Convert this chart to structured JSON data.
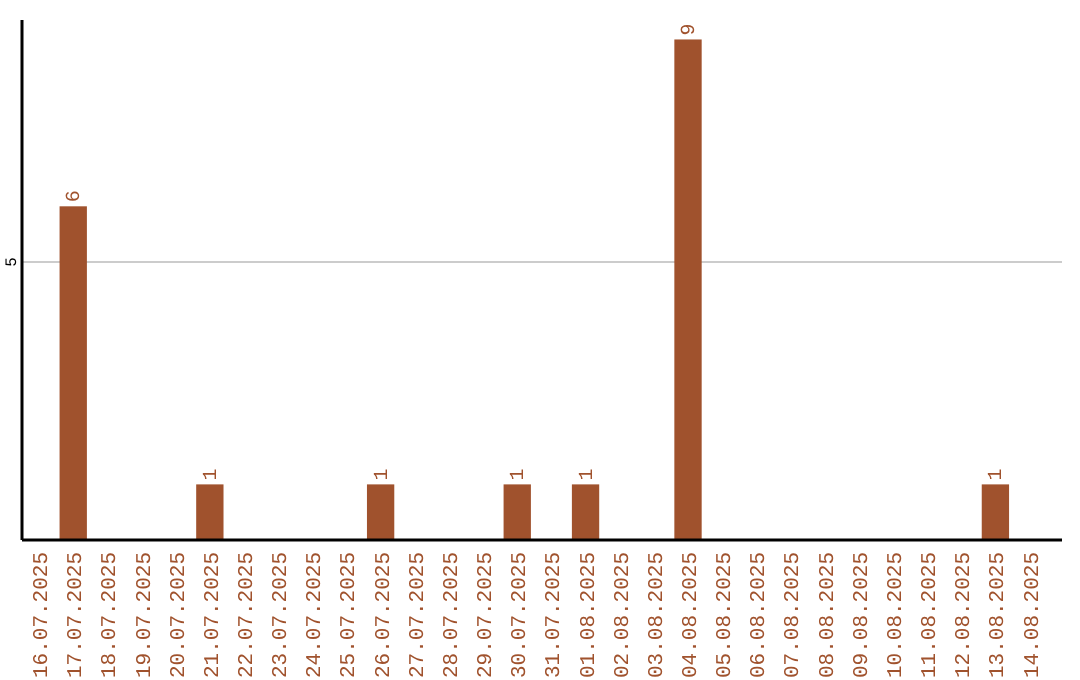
{
  "chart_data": {
    "type": "bar",
    "categories": [
      "16.07.2025",
      "17.07.2025",
      "18.07.2025",
      "19.07.2025",
      "20.07.2025",
      "21.07.2025",
      "22.07.2025",
      "23.07.2025",
      "24.07.2025",
      "25.07.2025",
      "26.07.2025",
      "27.07.2025",
      "28.07.2025",
      "29.07.2025",
      "30.07.2025",
      "31.07.2025",
      "01.08.2025",
      "02.08.2025",
      "03.08.2025",
      "04.08.2025",
      "05.08.2025",
      "06.08.2025",
      "07.08.2025",
      "08.08.2025",
      "09.08.2025",
      "10.08.2025",
      "11.08.2025",
      "12.08.2025",
      "13.08.2025",
      "14.08.2025"
    ],
    "values": [
      0,
      6,
      0,
      0,
      0,
      1,
      0,
      0,
      0,
      0,
      1,
      0,
      0,
      0,
      1,
      0,
      1,
      0,
      0,
      9,
      0,
      0,
      0,
      0,
      0,
      0,
      0,
      0,
      1,
      0
    ],
    "value_labels": [
      null,
      "6",
      null,
      null,
      null,
      "1",
      null,
      null,
      null,
      null,
      "1",
      null,
      null,
      null,
      "1",
      null,
      "1",
      null,
      null,
      "9",
      null,
      null,
      null,
      null,
      null,
      null,
      null,
      null,
      "1",
      null
    ],
    "color": "#a0522d",
    "ylim": [
      0,
      9.35
    ],
    "yticks": [
      5
    ],
    "grid": "y"
  }
}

^^^^^^^^

Pictures in the data above should not be copied; transcribe everything else exactly.

Convert this chart to structured JSON data.
{
  "chart_data": {
    "type": "bar",
    "categories": [
      "16.07.2025",
      "17.07.2025",
      "18.07.2025",
      "19.07.2025",
      "20.07.2025",
      "21.07.2025",
      "22.07.2025",
      "23.07.2025",
      "24.07.2025",
      "25.07.2025",
      "26.07.2025",
      "27.07.2025",
      "28.07.2025",
      "29.07.2025",
      "30.07.2025",
      "31.07.2025",
      "01.08.2025",
      "02.08.2025",
      "03.08.2025",
      "04.08.2025",
      "05.08.2025",
      "06.08.2025",
      "07.08.2025",
      "08.08.2025",
      "09.08.2025",
      "10.08.2025",
      "11.08.2025",
      "12.08.2025",
      "13.08.2025",
      "14.08.2025"
    ],
    "values": [
      0,
      6,
      0,
      0,
      0,
      1,
      0,
      0,
      0,
      0,
      1,
      0,
      0,
      0,
      1,
      0,
      1,
      0,
      0,
      9,
      0,
      0,
      0,
      0,
      0,
      0,
      0,
      0,
      1,
      0
    ],
    "value_labels": [
      null,
      "6",
      null,
      null,
      null,
      "1",
      null,
      null,
      null,
      null,
      "1",
      null,
      null,
      null,
      "1",
      null,
      "1",
      null,
      null,
      "9",
      null,
      null,
      null,
      null,
      null,
      null,
      null,
      null,
      "1",
      null
    ],
    "color": "#a0522d",
    "ylim": [
      0,
      9.35
    ],
    "yticks": [
      5
    ],
    "grid": "y"
  }
}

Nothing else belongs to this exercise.